Figure record extracts:
————————
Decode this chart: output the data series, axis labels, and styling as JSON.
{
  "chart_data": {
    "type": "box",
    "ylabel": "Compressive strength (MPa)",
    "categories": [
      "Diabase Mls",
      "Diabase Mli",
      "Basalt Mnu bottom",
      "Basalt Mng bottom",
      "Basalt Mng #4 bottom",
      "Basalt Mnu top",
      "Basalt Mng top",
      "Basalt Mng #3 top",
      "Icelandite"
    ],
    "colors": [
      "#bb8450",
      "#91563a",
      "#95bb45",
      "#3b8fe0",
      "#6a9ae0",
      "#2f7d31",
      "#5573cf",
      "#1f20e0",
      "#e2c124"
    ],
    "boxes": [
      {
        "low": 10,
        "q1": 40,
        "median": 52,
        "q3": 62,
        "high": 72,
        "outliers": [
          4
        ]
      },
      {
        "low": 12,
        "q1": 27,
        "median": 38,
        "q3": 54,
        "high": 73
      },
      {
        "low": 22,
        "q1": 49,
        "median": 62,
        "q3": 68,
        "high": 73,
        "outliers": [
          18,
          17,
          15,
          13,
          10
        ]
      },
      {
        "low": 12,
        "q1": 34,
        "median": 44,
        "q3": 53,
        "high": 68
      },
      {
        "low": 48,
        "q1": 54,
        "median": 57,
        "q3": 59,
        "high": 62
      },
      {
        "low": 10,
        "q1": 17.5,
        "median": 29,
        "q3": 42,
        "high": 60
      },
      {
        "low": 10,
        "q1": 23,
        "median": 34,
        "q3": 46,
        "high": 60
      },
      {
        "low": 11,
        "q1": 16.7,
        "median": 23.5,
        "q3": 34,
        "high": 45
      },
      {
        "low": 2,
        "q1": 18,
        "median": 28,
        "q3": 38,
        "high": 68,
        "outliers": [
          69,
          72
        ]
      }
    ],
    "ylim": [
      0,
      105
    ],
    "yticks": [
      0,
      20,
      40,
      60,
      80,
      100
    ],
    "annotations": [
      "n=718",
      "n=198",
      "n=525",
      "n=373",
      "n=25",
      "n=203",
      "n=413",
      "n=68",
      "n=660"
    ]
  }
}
————————
Please set down all the data word for word.

Decode this chart: output the data series, axis labels, and styling as JSON.
{
  "chart_data": {
    "type": "box",
    "ylabel": "Compressive strength (MPa)",
    "categories": [
      "Diabase Mls",
      "Diabase Mli",
      "Basalt Mnu bottom",
      "Basalt Mng bottom",
      "Basalt Mng #4 bottom",
      "Basalt Mnu top",
      "Basalt Mng top",
      "Basalt Mng #3 top",
      "Icelandite"
    ],
    "colors": [
      "#bb8450",
      "#91563a",
      "#95bb45",
      "#3b8fe0",
      "#6a9ae0",
      "#2f7d31",
      "#5573cf",
      "#1f20e0",
      "#e2c124"
    ],
    "boxes": [
      {
        "low": 10,
        "q1": 40,
        "median": 52,
        "q3": 62,
        "high": 72,
        "outliers": [
          4
        ]
      },
      {
        "low": 12,
        "q1": 27,
        "median": 38,
        "q3": 54,
        "high": 73
      },
      {
        "low": 22,
        "q1": 49,
        "median": 62,
        "q3": 68,
        "high": 73,
        "outliers": [
          18,
          17,
          15,
          13,
          10
        ]
      },
      {
        "low": 12,
        "q1": 34,
        "median": 44,
        "q3": 53,
        "high": 68
      },
      {
        "low": 48,
        "q1": 54,
        "median": 57,
        "q3": 59,
        "high": 62
      },
      {
        "low": 10,
        "q1": 17.5,
        "median": 29,
        "q3": 42,
        "high": 60
      },
      {
        "low": 10,
        "q1": 23,
        "median": 34,
        "q3": 46,
        "high": 60
      },
      {
        "low": 11,
        "q1": 16.7,
        "median": 23.5,
        "q3": 34,
        "high": 45
      },
      {
        "low": 2,
        "q1": 18,
        "median": 28,
        "q3": 38,
        "high": 68,
        "outliers": [
          69,
          72
        ]
      }
    ],
    "ylim": [
      0,
      105
    ],
    "yticks": [
      0,
      20,
      40,
      60,
      80,
      100
    ],
    "annotations": [
      "n=718",
      "n=198",
      "n=525",
      "n=373",
      "n=25",
      "n=203",
      "n=413",
      "n=68",
      "n=660"
    ]
  }
}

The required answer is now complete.